## [Excerpt]

Consumer profiling is a big part of big data analytics, and today consumer profiles will draw upon vast stores of personal information collected from a broad range of online and offline sources. The data sources at issue in this case were much simpler, but the lessons that can be learned remain important.

The respondent organization used aggregate geodemographic data, which it obtained from Statistics Canada, and which was sorted according to census dissemination areas. This data was not specific to particular identifiable individuals – the aggregated data was not meant to reveal personal information, but it did give a sense of, for example, distribution of income by geographic area (in this case, by postal code). The company then took name and address information from telephone directories so as to match the demographic data with the name and location information derived from the directories. Based on the geo-demographic data, assumptions were made about income, marital status, likely home-ownership, and so on. The company also added its own assumptions about religion, ethnicity and gender based upon the telephone directory information – essentially drawing inferences based upon the subscribers’ names. These assumptions were made according to ‘proprietary models’. Other proprietary models were used to infer whether the individuals lived in single or multi-family dwellings. The result was a set of profiles of named individuals with inferences drawn about their income, ethnicity and gender. CIPPIC’s complaint was that the respondent company was collecting, using and disclosing the personal information of Canadians without their consent.

The findings of the Assistant Privacy Commissioner (APC) are troubling for a number of reasons. She began by characterizing the telephone directory information as “publicly available personal information”. Under PIPEDA, information that falls into this category, as defined by the regulations, can be collected, used and disclosed without consent, so long as the collection, use and disclosure are for the purposes for which it was made public. Telephone directories fall within the Regulations Specifying Publicly Available Information. However, the respondent organization did more than simply resell directory information.

## [Jobs]
1: Return, word for word, the portion of the consumer profiling excerpt that begins at the words "The findings of" and stops after the words "resell directory information.".
2: According to the consumer profiling excerpt, from what source did the respondent organization obtain its aggregate geodemographic data?
3: Decide whether each statement agrees with the consumer profiling excerpt, and support each yes or no with the deciding words of the excerpt, quoted exactly.
(a) The company drew its inferences about religion, ethnicity and gender from the subscribers' names.
(b) The aggregated data was meant to reveal personal information.
(c) Telephone directories fall outside the Regulations Specifying Publicly Available Information.

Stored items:

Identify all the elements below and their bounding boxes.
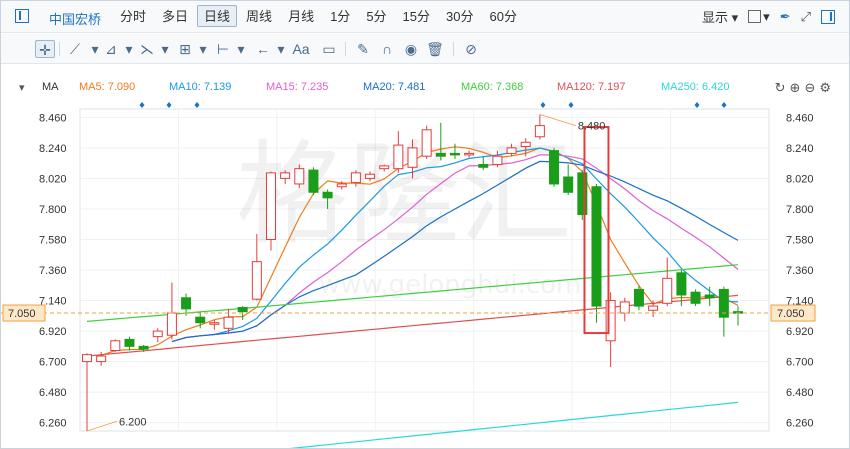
candle-body <box>223 316 234 329</box>
y-tick-label-right: 6.700 <box>786 357 814 369</box>
y-tick-label-right: 7.580 <box>786 234 814 246</box>
candle-body <box>138 345 149 350</box>
y-tick-label-left: 7.360 <box>39 265 67 277</box>
y-tick-label-left: 7.800 <box>39 204 67 216</box>
high-annotation-label: 8.480 <box>578 121 606 133</box>
candle-body <box>308 169 319 193</box>
y-tick-label-left: 6.480 <box>39 387 67 399</box>
candle-body <box>648 305 659 311</box>
y-tick-label-right: 8.240 <box>786 143 814 155</box>
candle-body <box>379 165 390 170</box>
y-tick-label-left: 8.020 <box>39 173 67 185</box>
candle-body <box>294 168 305 185</box>
candle-body <box>322 191 333 199</box>
watermark-url: www.gelonghui.com <box>319 270 581 300</box>
y-tick-label-left: 6.700 <box>39 357 67 369</box>
ma-marker-icon <box>166 102 172 108</box>
y-tick-label-left: 8.460 <box>39 112 67 124</box>
candle-body <box>265 172 276 240</box>
candle-body <box>591 186 602 307</box>
candle-body <box>82 354 92 363</box>
candle-body <box>676 272 687 296</box>
y-tick-label-right: 6.480 <box>786 387 814 399</box>
candle-body <box>421 129 432 157</box>
candle-body <box>619 301 630 314</box>
candle-body <box>124 338 135 347</box>
candle-body <box>492 155 503 166</box>
candle-body <box>549 150 560 185</box>
y-tick-label-right: 7.800 <box>786 204 814 216</box>
y-tick-label-right: 8.020 <box>786 173 814 185</box>
chart-window: 中国宏桥 分时 多日 日线 周线 月线 1分 5分 15分 30分 60分 显示 ▾ ▾ ✒ ⤢ … <box>0 0 850 449</box>
ma-marker-icon <box>139 102 145 108</box>
candle-body <box>181 297 192 310</box>
current-price-label-right: 7.050 <box>777 308 805 320</box>
ma-marker-icon <box>194 102 200 108</box>
low-annotation-label: 6.200 <box>119 416 147 428</box>
candle-body <box>350 172 361 184</box>
candle-body <box>478 164 489 168</box>
y-tick-label-right: 6.260 <box>786 418 814 430</box>
candle-body <box>506 147 517 154</box>
candle-body <box>195 316 206 324</box>
candle-body <box>435 152 446 157</box>
candle-body <box>690 291 701 304</box>
candle-body <box>449 152 460 156</box>
candle-body <box>393 144 404 170</box>
candle-body <box>96 355 107 363</box>
candle-body <box>280 172 291 179</box>
ma-marker-icon <box>694 102 700 108</box>
candle-body <box>251 261 262 300</box>
y-tick-label-left: 8.240 <box>39 143 67 155</box>
candle-body <box>237 306 248 313</box>
ma-marker-icon <box>721 102 727 108</box>
candlestick-chart[interactable]: 8.460 8.460 8.240 8.240 8.020 8.020 7.800 7.800… <box>1 1 849 448</box>
ma-marker-icon <box>568 102 574 108</box>
candle-body <box>110 340 121 352</box>
y-tick-label-left: 7.580 <box>39 234 67 246</box>
candle-body <box>166 312 177 336</box>
candle-body <box>464 152 475 156</box>
ma-marker-icon <box>540 102 546 108</box>
candle-body <box>152 330 163 338</box>
candle-body <box>520 141 531 147</box>
candle-body <box>534 125 545 138</box>
candle-body <box>407 147 418 168</box>
y-tick-label-left: 6.260 <box>39 418 67 430</box>
candle-body <box>704 294 715 299</box>
y-tick-label-right: 7.360 <box>786 265 814 277</box>
candle-body <box>365 173 376 179</box>
candle-body <box>336 183 347 188</box>
candle-body <box>209 322 220 325</box>
watermark-text: 格隆汇 <box>236 130 572 260</box>
candle-body <box>563 176 574 193</box>
y-tick-label-right: 6.920 <box>786 326 814 338</box>
current-price-label-left: 7.050 <box>8 308 36 320</box>
y-tick-label-left: 6.920 <box>39 326 67 338</box>
candle-body <box>662 277 673 304</box>
candle-body <box>633 288 644 307</box>
y-tick-label-right: 8.460 <box>786 112 814 124</box>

## [Responses per task]
1:
The findings of the Assistant Privacy Commissioner (APC) are troubling for a number of reasons. She began by characterizing the telephone directory information as “publicly available personal information”. Under PIPEDA, information that falls into this category, as defined by the regulations, can be collected, used and disclosed without consent, so long as the collection, use and disclosure are for the purposes for which it was made public. Telephone directories fall within the Regulations Specifying Publicly Available Information. However, the respondent organization did more than simply resell directory information.

2: Statistics Canada

3:
(a) Yes: "essentially drawing inferences based upon the subscribers’ names"
(b) No: "the aggregated data was not meant to reveal personal information"
(c) No: "Telephone directories fall within the Regulations Specifying Publicly Available Information."